Leave out the pictures and return every entry exactly as it appears.

--- BEGIN ---

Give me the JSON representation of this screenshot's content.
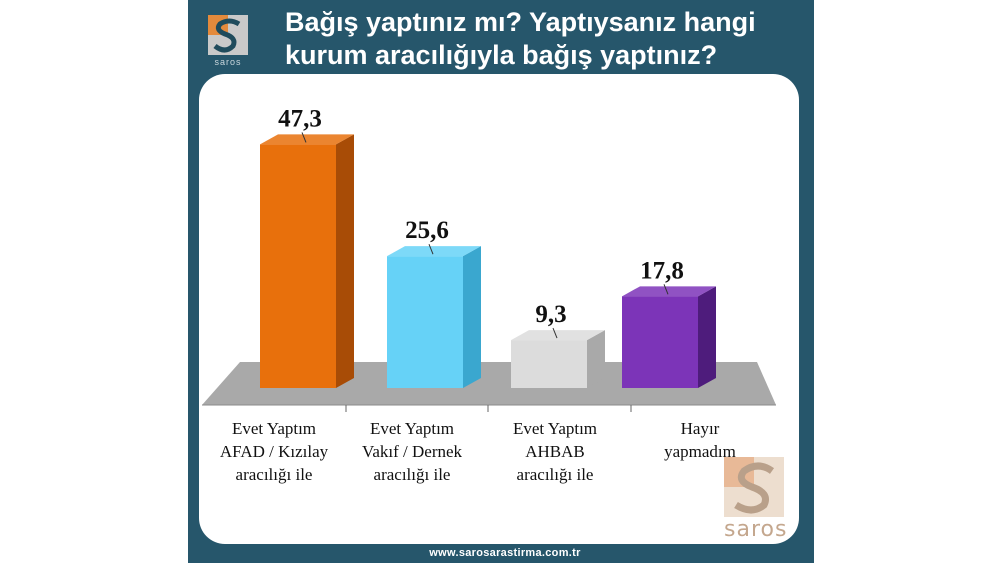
{
  "title_lines": [
    "Bağış yaptınız mı? Yaptıysanız hangi",
    "kurum aracılığıyla bağış yaptınız?"
  ],
  "brand": {
    "logo_text": "saros",
    "website": "www.sarosarastirma.com.tr"
  },
  "colors": {
    "frame": "#26566b",
    "floor": "#a9a9a9"
  },
  "chart_data": {
    "type": "bar",
    "categories": [
      [
        "Evet Yaptım",
        "AFAD / Kızılay",
        "aracılığı ile"
      ],
      [
        "Evet Yaptım",
        "Vakıf / Dernek",
        "aracılığı ile"
      ],
      [
        "Evet Yaptım",
        "AHBAB",
        "aracılığı ile"
      ],
      [
        "Hayır",
        "yapmadım"
      ]
    ],
    "values": [
      47.3,
      25.6,
      9.3,
      17.8
    ],
    "value_labels": [
      "47,3",
      "25,6",
      "9,3",
      "17,8"
    ],
    "colors": [
      "#e8700c",
      "#66d2f7",
      "#dcdcdc",
      "#7c34b8"
    ],
    "side_colors": [
      "#a84c06",
      "#3aa7cf",
      "#a9a9a9",
      "#4e1c7c"
    ],
    "style": "3d-bar",
    "grid": false,
    "legend": "none"
  }
}
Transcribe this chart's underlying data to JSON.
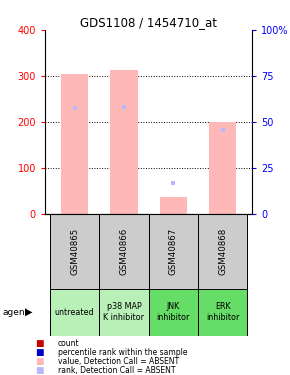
{
  "title": "GDS1108 / 1454710_at",
  "samples": [
    "GSM40865",
    "GSM40866",
    "GSM40867",
    "GSM40868"
  ],
  "agents": [
    "untreated",
    "p38 MAP\nK inhibitor",
    "JNK\ninhibitor",
    "ERK\ninhibitor"
  ],
  "agent_colors": [
    "#b8f0b8",
    "#b8f0b8",
    "#66dd66",
    "#66dd66"
  ],
  "bar_absent_values": [
    305,
    313,
    37,
    200
  ],
  "rank_absent_markers": [
    230,
    233,
    68,
    183
  ],
  "ylim_left": [
    0,
    400
  ],
  "ylim_right": [
    0,
    100
  ],
  "yticks_left": [
    0,
    100,
    200,
    300,
    400
  ],
  "yticks_right": [
    0,
    25,
    50,
    75,
    100
  ],
  "ytick_labels_right": [
    "0",
    "25",
    "50",
    "75",
    "100%"
  ],
  "color_absent_bar": "#ffb8b8",
  "color_rank_absent": "#b8b8ff",
  "color_sample_bg": "#cccccc",
  "legend_items": [
    {
      "label": "count",
      "color": "#cc0000"
    },
    {
      "label": "percentile rank within the sample",
      "color": "#0000cc"
    },
    {
      "label": "value, Detection Call = ABSENT",
      "color": "#ffb8b8"
    },
    {
      "label": "rank, Detection Call = ABSENT",
      "color": "#b8b8ff"
    }
  ],
  "bar_width": 0.55
}
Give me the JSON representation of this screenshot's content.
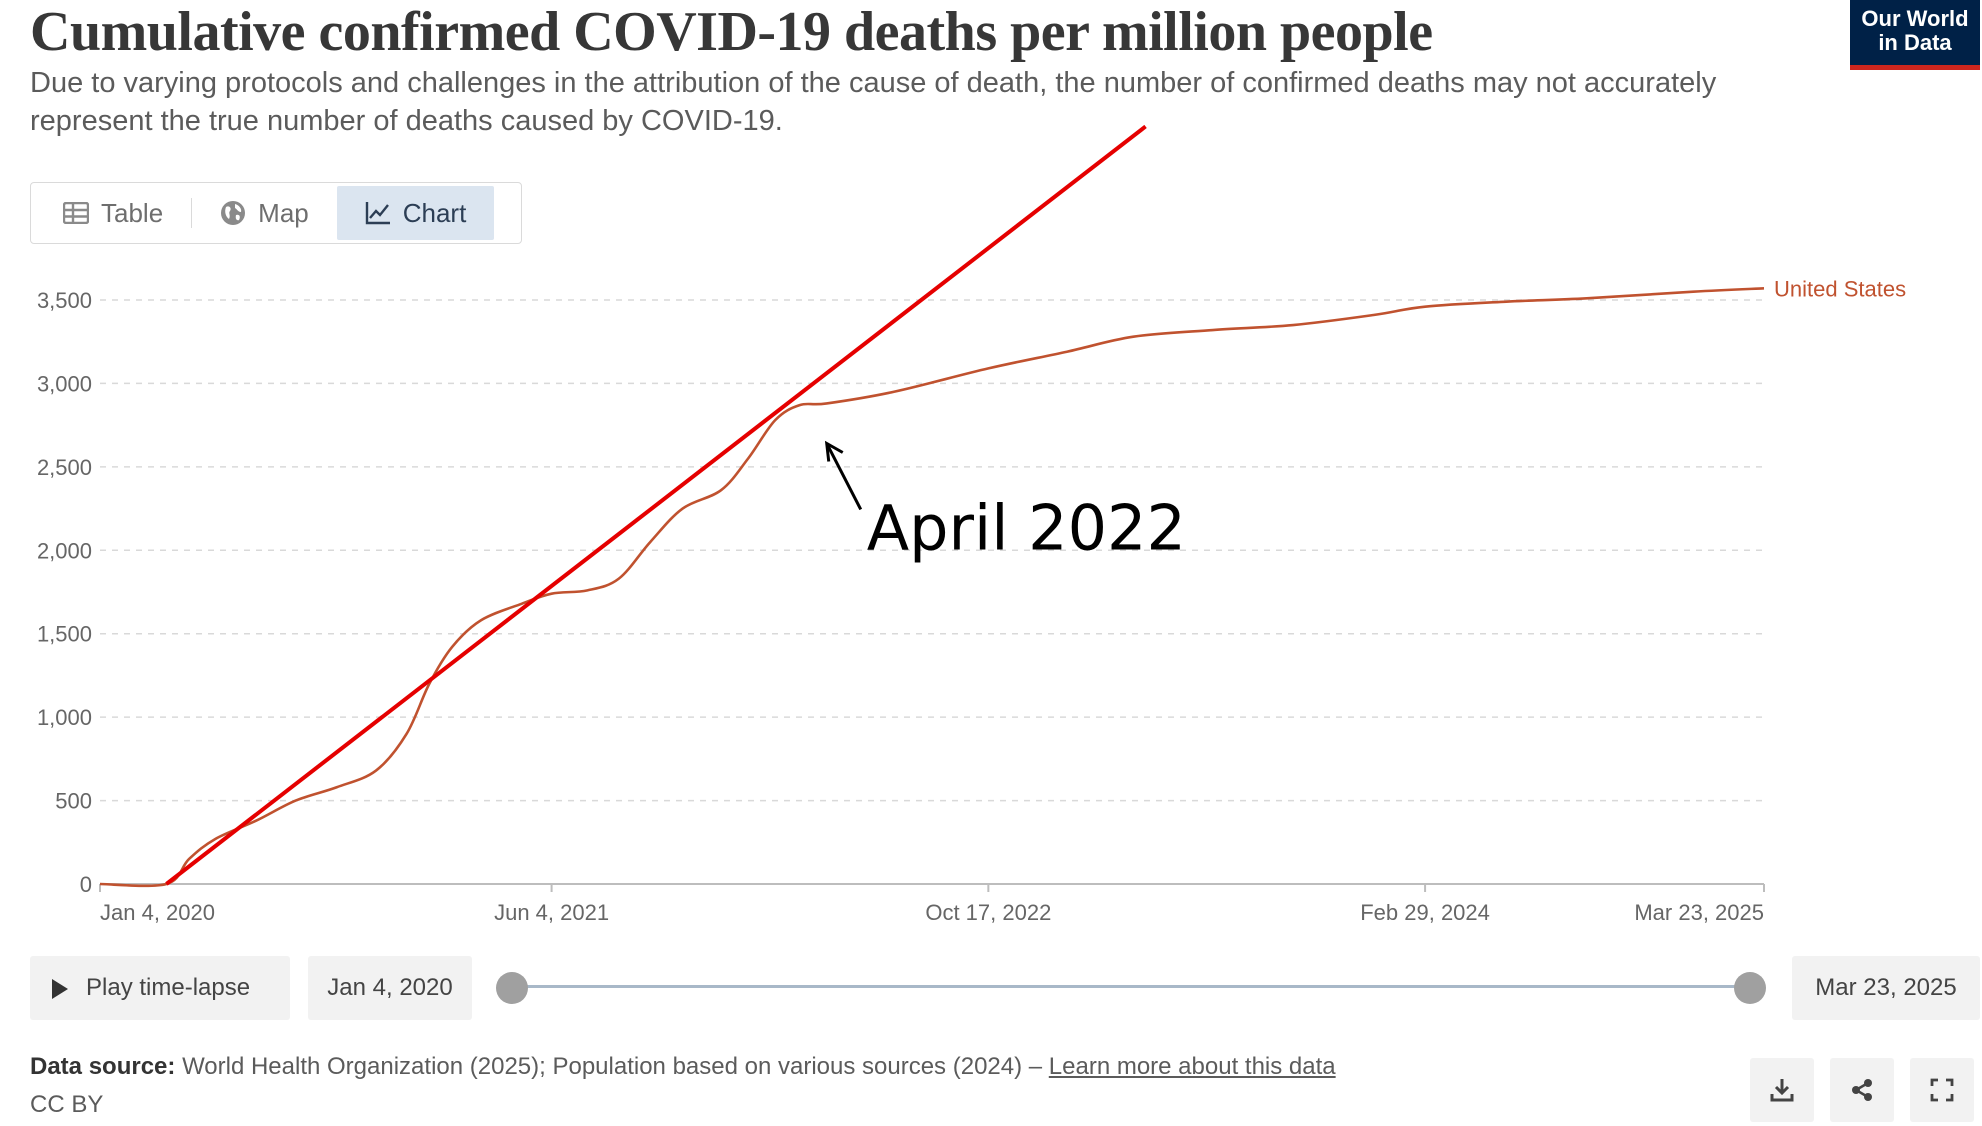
{
  "header": {
    "title": "Cumulative confirmed COVID-19 deaths per million people",
    "subtitle": "Due to varying protocols and challenges in the attribution of the cause of death, the number of confirmed deaths may not accurately represent the true number of deaths caused by COVID-19.",
    "logo_line1": "Our World",
    "logo_line2": "in Data",
    "logo_bg": "#002147",
    "logo_accent": "#ce261e"
  },
  "tabs": [
    {
      "label": "Table",
      "icon": "table-icon",
      "active": false
    },
    {
      "label": "Map",
      "icon": "globe-icon",
      "active": false
    },
    {
      "label": "Chart",
      "icon": "line-chart-icon",
      "active": true
    }
  ],
  "chart_data": {
    "type": "line",
    "title": "Cumulative confirmed COVID-19 deaths per million people",
    "ylim": [
      0,
      3500
    ],
    "y_ticks": [
      0,
      500,
      1000,
      1500,
      2000,
      2500,
      3000,
      3500
    ],
    "y_tick_labels": [
      "0",
      "500",
      "1,000",
      "1,500",
      "2,000",
      "2,500",
      "3,000",
      "3,500"
    ],
    "x_range": [
      "2020-01-04",
      "2025-03-23"
    ],
    "x_ticks": [
      "2020-01-04",
      "2021-06-04",
      "2022-10-17",
      "2024-02-29",
      "2025-03-23"
    ],
    "x_tick_labels": [
      "Jan 4, 2020",
      "Jun 4, 2021",
      "Oct 17, 2022",
      "Feb 29, 2024",
      "Mar 23, 2025"
    ],
    "grid": true,
    "series": [
      {
        "name": "United States",
        "color": "#c0522f",
        "points": [
          [
            "2020-01-04",
            0
          ],
          [
            "2020-03-20",
            0
          ],
          [
            "2020-04-15",
            150
          ],
          [
            "2020-05-15",
            270
          ],
          [
            "2020-07-01",
            380
          ],
          [
            "2020-08-15",
            500
          ],
          [
            "2020-10-01",
            580
          ],
          [
            "2020-11-15",
            680
          ],
          [
            "2020-12-20",
            900
          ],
          [
            "2021-01-15",
            1200
          ],
          [
            "2021-02-10",
            1420
          ],
          [
            "2021-03-15",
            1580
          ],
          [
            "2021-05-01",
            1680
          ],
          [
            "2021-06-04",
            1740
          ],
          [
            "2021-07-15",
            1760
          ],
          [
            "2021-08-20",
            1830
          ],
          [
            "2021-09-25",
            2050
          ],
          [
            "2021-11-01",
            2250
          ],
          [
            "2021-12-15",
            2360
          ],
          [
            "2022-01-15",
            2550
          ],
          [
            "2022-02-15",
            2780
          ],
          [
            "2022-03-15",
            2870
          ],
          [
            "2022-04-15",
            2880
          ],
          [
            "2022-07-01",
            2950
          ],
          [
            "2022-10-17",
            3090
          ],
          [
            "2023-01-15",
            3190
          ],
          [
            "2023-04-01",
            3280
          ],
          [
            "2023-07-01",
            3320
          ],
          [
            "2023-10-01",
            3350
          ],
          [
            "2024-01-01",
            3410
          ],
          [
            "2024-02-29",
            3460
          ],
          [
            "2024-06-01",
            3490
          ],
          [
            "2024-09-01",
            3510
          ],
          [
            "2025-01-01",
            3550
          ],
          [
            "2025-03-23",
            3570
          ]
        ]
      }
    ],
    "annotation": {
      "text": "April 2022",
      "trend_line_color": "#e50000",
      "trend_line": [
        [
          "2020-03-20",
          0
        ],
        [
          "2022-04-15",
          2880
        ],
        [
          "2023-04-15",
          4540
        ]
      ],
      "arrow_target": [
        "2022-04-15",
        2640
      ]
    }
  },
  "timeline": {
    "play_label": "Play time-lapse",
    "start_date": "Jan 4, 2020",
    "end_date": "Mar 23, 2025"
  },
  "footer": {
    "source_label": "Data source:",
    "source_text": "World Health Organization (2025); Population based on various sources (2024) – ",
    "learn_more": "Learn more about this data",
    "license": "CC BY"
  }
}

--- END ---

**EXERCISE RESPONSE:**
Give me the JSON representation of this screenshot's content.
{
  "title_lines": [
    "Bağış yaptınız mı? Yaptıysanız hangi",
    "kurum aracılığıyla bağış yaptınız?"
  ],
  "brand": {
    "logo_text": "saros",
    "website": "www.sarosarastirma.com.tr"
  },
  "colors": {
    "frame": "#26566b",
    "floor": "#a9a9a9"
  },
  "chart_data": {
    "type": "bar",
    "categories": [
      [
        "Evet Yaptım",
        "AFAD / Kızılay",
        "aracılığı ile"
      ],
      [
        "Evet Yaptım",
        "Vakıf / Dernek",
        "aracılığı ile"
      ],
      [
        "Evet Yaptım",
        "AHBAB",
        "aracılığı ile"
      ],
      [
        "Hayır",
        "yapmadım"
      ]
    ],
    "values": [
      47.3,
      25.6,
      9.3,
      17.8
    ],
    "value_labels": [
      "47,3",
      "25,6",
      "9,3",
      "17,8"
    ],
    "colors": [
      "#e8700c",
      "#66d2f7",
      "#dcdcdc",
      "#7c34b8"
    ],
    "side_colors": [
      "#a84c06",
      "#3aa7cf",
      "#a9a9a9",
      "#4e1c7c"
    ],
    "style": "3d-bar",
    "grid": false,
    "legend": "none"
  }
}
Transcribe this chart's underlying data to JSON.
{
  "title": "GDS1108 / 1454710_at",
  "samples": [
    "GSM40865",
    "GSM40866",
    "GSM40867",
    "GSM40868"
  ],
  "agents": [
    "untreated",
    "p38 MAP\nK inhibitor",
    "JNK\ninhibitor",
    "ERK\ninhibitor"
  ],
  "agent_colors": [
    "#b8f0b8",
    "#b8f0b8",
    "#66dd66",
    "#66dd66"
  ],
  "bar_absent_values": [
    305,
    313,
    37,
    200
  ],
  "rank_absent_markers": [
    230,
    233,
    68,
    183
  ],
  "ylim_left": [
    0,
    400
  ],
  "ylim_right": [
    0,
    100
  ],
  "yticks_left": [
    0,
    100,
    200,
    300,
    400
  ],
  "yticks_right": [
    0,
    25,
    50,
    75,
    100
  ],
  "ytick_labels_right": [
    "0",
    "25",
    "50",
    "75",
    "100%"
  ],
  "color_absent_bar": "#ffb8b8",
  "color_rank_absent": "#b8b8ff",
  "color_sample_bg": "#cccccc",
  "legend_items": [
    {
      "label": "count",
      "color": "#cc0000"
    },
    {
      "label": "percentile rank within the sample",
      "color": "#0000cc"
    },
    {
      "label": "value, Detection Call = ABSENT",
      "color": "#ffb8b8"
    },
    {
      "label": "rank, Detection Call = ABSENT",
      "color": "#b8b8ff"
    }
  ],
  "bar_width": 0.55
}
Give me the JSON representation of this screenshot's content.
{
  "header": {
    "title": "Cumulative confirmed COVID-19 deaths per million people",
    "subtitle": "Due to varying protocols and challenges in the attribution of the cause of death, the number of confirmed deaths may not accurately represent the true number of deaths caused by COVID-19.",
    "logo_line1": "Our World",
    "logo_line2": "in Data",
    "logo_bg": "#002147",
    "logo_accent": "#ce261e"
  },
  "tabs": [
    {
      "label": "Table",
      "icon": "table-icon",
      "active": false
    },
    {
      "label": "Map",
      "icon": "globe-icon",
      "active": false
    },
    {
      "label": "Chart",
      "icon": "line-chart-icon",
      "active": true
    }
  ],
  "chart_data": {
    "type": "line",
    "title": "Cumulative confirmed COVID-19 deaths per million people",
    "ylim": [
      0,
      3500
    ],
    "y_ticks": [
      0,
      500,
      1000,
      1500,
      2000,
      2500,
      3000,
      3500
    ],
    "y_tick_labels": [
      "0",
      "500",
      "1,000",
      "1,500",
      "2,000",
      "2,500",
      "3,000",
      "3,500"
    ],
    "x_range": [
      "2020-01-04",
      "2025-03-23"
    ],
    "x_ticks": [
      "2020-01-04",
      "2021-06-04",
      "2022-10-17",
      "2024-02-29",
      "2025-03-23"
    ],
    "x_tick_labels": [
      "Jan 4, 2020",
      "Jun 4, 2021",
      "Oct 17, 2022",
      "Feb 29, 2024",
      "Mar 23, 2025"
    ],
    "grid": true,
    "series": [
      {
        "name": "United States",
        "color": "#c0522f",
        "points": [
          [
            "2020-01-04",
            0
          ],
          [
            "2020-03-20",
            0
          ],
          [
            "2020-04-15",
            150
          ],
          [
            "2020-05-15",
            270
          ],
          [
            "2020-07-01",
            380
          ],
          [
            "2020-08-15",
            500
          ],
          [
            "2020-10-01",
            580
          ],
          [
            "2020-11-15",
            680
          ],
          [
            "2020-12-20",
            900
          ],
          [
            "2021-01-15",
            1200
          ],
          [
            "2021-02-10",
            1420
          ],
          [
            "2021-03-15",
            1580
          ],
          [
            "2021-05-01",
            1680
          ],
          [
            "2021-06-04",
            1740
          ],
          [
            "2021-07-15",
            1760
          ],
          [
            "2021-08-20",
            1830
          ],
          [
            "2021-09-25",
            2050
          ],
          [
            "2021-11-01",
            2250
          ],
          [
            "2021-12-15",
            2360
          ],
          [
            "2022-01-15",
            2550
          ],
          [
            "2022-02-15",
            2780
          ],
          [
            "2022-03-15",
            2870
          ],
          [
            "2022-04-15",
            2880
          ],
          [
            "2022-07-01",
            2950
          ],
          [
            "2022-10-17",
            3090
          ],
          [
            "2023-01-15",
            3190
          ],
          [
            "2023-04-01",
            3280
          ],
          [
            "2023-07-01",
            3320
          ],
          [
            "2023-10-01",
            3350
          ],
          [
            "2024-01-01",
            3410
          ],
          [
            "2024-02-29",
            3460
          ],
          [
            "2024-06-01",
            3490
          ],
          [
            "2024-09-01",
            3510
          ],
          [
            "2025-01-01",
            3550
          ],
          [
            "2025-03-23",
            3570
          ]
        ]
      }
    ],
    "annotation": {
      "text": "April 2022",
      "trend_line_color": "#e50000",
      "trend_line": [
        [
          "2020-03-20",
          0
        ],
        [
          "2022-04-15",
          2880
        ],
        [
          "2023-04-15",
          4540
        ]
      ],
      "arrow_target": [
        "2022-04-15",
        2640
      ]
    }
  },
  "timeline": {
    "play_label": "Play time-lapse",
    "start_date": "Jan 4, 2020",
    "end_date": "Mar 23, 2025"
  },
  "footer": {
    "source_label": "Data source:",
    "source_text": "World Health Organization (2025); Population based on various sources (2024) – ",
    "learn_more": "Learn more about this data",
    "license": "CC BY"
  }
}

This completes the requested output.